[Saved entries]
__________________________________________________

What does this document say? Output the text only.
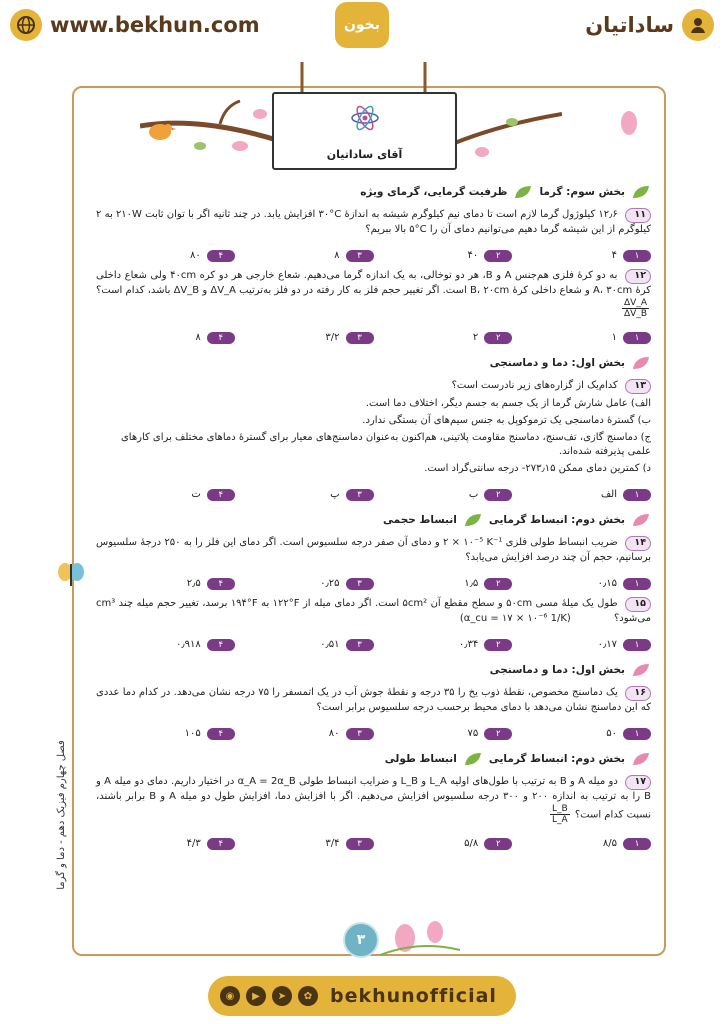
ساداتیان
بخون
www.bekhun.com
آقای ساداتیان
فصل چهارم فیزیک دهم - دما و گرما
بخش سوم: گرما
ظرفیت گرمایی، گرمای ویژه
۱۱ ۱۲٫۶ کیلوژول گرما لازم است تا دمای نیم کیلوگرم شیشه به اندازهٔ ‎۳۰°C‎ افزایش یابد. در چند ثانیه اگر با توان ثابت ‎۲۱۰W‎ به ۲ کیلوگرم از این شیشه گرما دهیم می‌توانیم دمای آن را ‎۵°C‎ بالا ببریم؟
۱
۴
۲
۴۰
۳
۸
۴
۸۰
۱۲ به دو کرهٔ فلزی هم‌جنس A و B، هر دو توخالی، به یک اندازه گرما می‌دهیم. شعاع خارجی هر دو کره ‎۴۰cm‎ ولی شعاع داخلی کرهٔ A، ‎۳۰cm‎ و شعاع داخلی کرهٔ B، ‎۲۰cm‎ است. اگر تغییر حجم فلز به کار رفته در دو فلز به‌ترتیب ‎ΔV_A‎ و ‎ΔV_B‎ باشد، کدام است؟
$\frac{\Delta V\_A}{\Delta V\_B}$
۱
۱
۲
۲
۳
۳/۲
۴
۸
بخش اول: دما و دماسنجی
۱۳ کدام‌یک از گزاره‌های زیر نادرست است؟
الف) عامل شارش گرما از یک جسم به جسم دیگر، اختلاف دما است.
ب) گسترهٔ دماسنجی یک ترموکوپل به جنس سیم‌های آن بستگی ندارد.
ج) دماسنج گازی، تف‌سنج، دماسنج مقاومت پلاتینی، هم‌اکنون به‌عنوان دماسنج‌های معیار برای گسترهٔ دماهای مختلف برای کارهای علمی پذیرفته شده‌اند.
د) کمترین دمای ممکن ۲۷۳٫۱۵- درجه سانتی‌گراد است.
۱
الف
۲
ب
۳
پ
۴
ت
بخش دوم: انبساط گرمایی
انبساط حجمی
۱۴ ضریب انبساط طولی فلزی ‎۲ × ۱۰⁻⁵ K⁻¹‎ و دمای آن صفر درجه سلسیوس است. اگر دمای این فلز را به ۲۵۰ درجهٔ سلسیوس برسانیم، حجم آن چند درصد افزایش می‌یابد؟
۱
۰٫۱۵
۲
۱٫۵
۳
۰٫۲۵
۴
۲٫۵
۱۵ طول یک میلهٔ مسی ‎۵۰cm‎ و سطح مقطع آن ‎۵cm²‎ است. اگر دمای میله از ‎۱۲۲°F‎ به ‎۱۹۴°F‎ برسد، تغییر حجم میله چند ‎cm³‎ می‌شود؟ (α_cu = ۱۷ × ۱۰⁻⁶ 1/K)
۱
۰٫۱۷
۲
۰٫۳۴
۳
۰٫۵۱
۴
۰٫۹۱۸
بخش اول: دما و دماسنجی
۱۶ یک دماسنج مخصوص، نقطهٔ ذوب یخ را ۳۵ درجه و نقطهٔ جوش آب در یک اتمسفر را ۷۵ درجه نشان می‌دهد. در کدام دما عددی که این دماسنج نشان می‌دهد با دمای محیط برحسب درجه سلسیوس برابر است؟
۱
۵۰
۲
۷۵
۳
۸۰
۴
۱۰۵
بخش دوم: انبساط گرمایی
انبساط طولی
۱۷ دو میله A و B به ترتیب با طول‌های اولیه L_A و L_B و ضرایب انبساط طولی α_A = 2α_B در اختیار داریم. دمای دو میله A و B را به ترتیب به اندازه ۲۰۰ و ۳۰۰ درجه سلسیوس افزایش می‌دهیم. اگر با افزایش دما، افزایش طول دو میله A و B برابر باشند، نسبت کدام است؟
$\frac{L\_B}{L\_A}$
۱
۸/۵
۲
۵/۸
۳
۳/۴
۴
۴/۳
۳
◉	▶	➤	✿ bekhunofficial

__________________________________________________

#### [Written request]
Output a faithful copy of the data, with each picture left out.

#### [Answer to the exercise]
What does this document say? Output the text only.
ساداتیان
بخون
www.bekhun.com
آقای ساداتیان
فصل چهارم فیزیک دهم - دما و گرما
بخش سوم: گرما
ظرفیت گرمایی، گرمای ویژه
۱۱ ۱۲٫۶ کیلوژول گرما لازم است تا دمای نیم کیلوگرم شیشه به اندازهٔ ‎۳۰°C‎ افزایش یابد. در چند ثانیه اگر با توان ثابت ‎۲۱۰W‎ به ۲ کیلوگرم از این شیشه گرما دهیم می‌توانیم دمای آن را ‎۵°C‎ بالا ببریم؟
۱
۴
۲
۴۰
۳
۸
۴
۸۰
۱۲ به دو کرهٔ فلزی هم‌جنس A و B، هر دو توخالی، به یک اندازه گرما می‌دهیم. شعاع خارجی هر دو کره ‎۴۰cm‎ ولی شعاع داخلی کرهٔ A، ‎۳۰cm‎ و شعاع داخلی کرهٔ B، ‎۲۰cm‎ است. اگر تغییر حجم فلز به کار رفته در دو فلز به‌ترتیب ‎ΔV_A‎ و ‎ΔV_B‎ باشد، کدام است؟
$\frac{\Delta V\_A}{\Delta V\_B}$
۱
۱
۲
۲
۳
۳/۲
۴
۸
بخش اول: دما و دماسنجی
۱۳ کدام‌یک از گزاره‌های زیر نادرست است؟
الف) عامل شارش گرما از یک جسم به جسم دیگر، اختلاف دما است.
ب) گسترهٔ دماسنجی یک ترموکوپل به جنس سیم‌های آن بستگی ندارد.
ج) دماسنج گازی، تف‌سنج، دماسنج مقاومت پلاتینی، هم‌اکنون به‌عنوان دماسنج‌های معیار برای گسترهٔ دماهای مختلف برای کارهای علمی پذیرفته شده‌اند.
د) کمترین دمای ممکن ۲۷۳٫۱۵- درجه سانتی‌گراد است.
۱
الف
۲
ب
۳
پ
۴
ت
بخش دوم: انبساط گرمایی
انبساط حجمی
۱۴ ضریب انبساط طولی فلزی ‎۲ × ۱۰⁻⁵ K⁻¹‎ و دمای آن صفر درجه سلسیوس است. اگر دمای این فلز را به ۲۵۰ درجهٔ سلسیوس برسانیم، حجم آن چند درصد افزایش می‌یابد؟
۱
۰٫۱۵
۲
۱٫۵
۳
۰٫۲۵
۴
۲٫۵
۱۵ طول یک میلهٔ مسی ‎۵۰cm‎ و سطح مقطع آن ‎۵cm²‎ است. اگر دمای میله از ‎۱۲۲°F‎ به ‎۱۹۴°F‎ برسد، تغییر حجم میله چند ‎cm³‎ می‌شود؟ (α_cu = ۱۷ × ۱۰⁻⁶ 1/K)
۱
۰٫۱۷
۲
۰٫۳۴
۳
۰٫۵۱
۴
۰٫۹۱۸
بخش اول: دما و دماسنجی
۱۶ یک دماسنج مخصوص، نقطهٔ ذوب یخ را ۳۵ درجه و نقطهٔ جوش آب در یک اتمسفر را ۷۵ درجه نشان می‌دهد. در کدام دما عددی که این دماسنج نشان می‌دهد با دمای محیط برحسب درجه سلسیوس برابر است؟
۱
۵۰
۲
۷۵
۳
۸۰
۴
۱۰۵
بخش دوم: انبساط گرمایی
انبساط طولی
۱۷ دو میله A و B به ترتیب با طول‌های اولیه L_A و L_B و ضرایب انبساط طولی α_A = 2α_B در اختیار داریم. دمای دو میله A و B را به ترتیب به اندازه ۲۰۰ و ۳۰۰ درجه سلسیوس افزایش می‌دهیم. اگر با افزایش دما، افزایش طول دو میله A و B برابر باشند، نسبت کدام است؟
$\frac{L\_B}{L\_A}$
۱
۸/۵
۲
۵/۸
۳
۳/۴
۴
۴/۳
۳
◉	▶	➤	✿ bekhunofficial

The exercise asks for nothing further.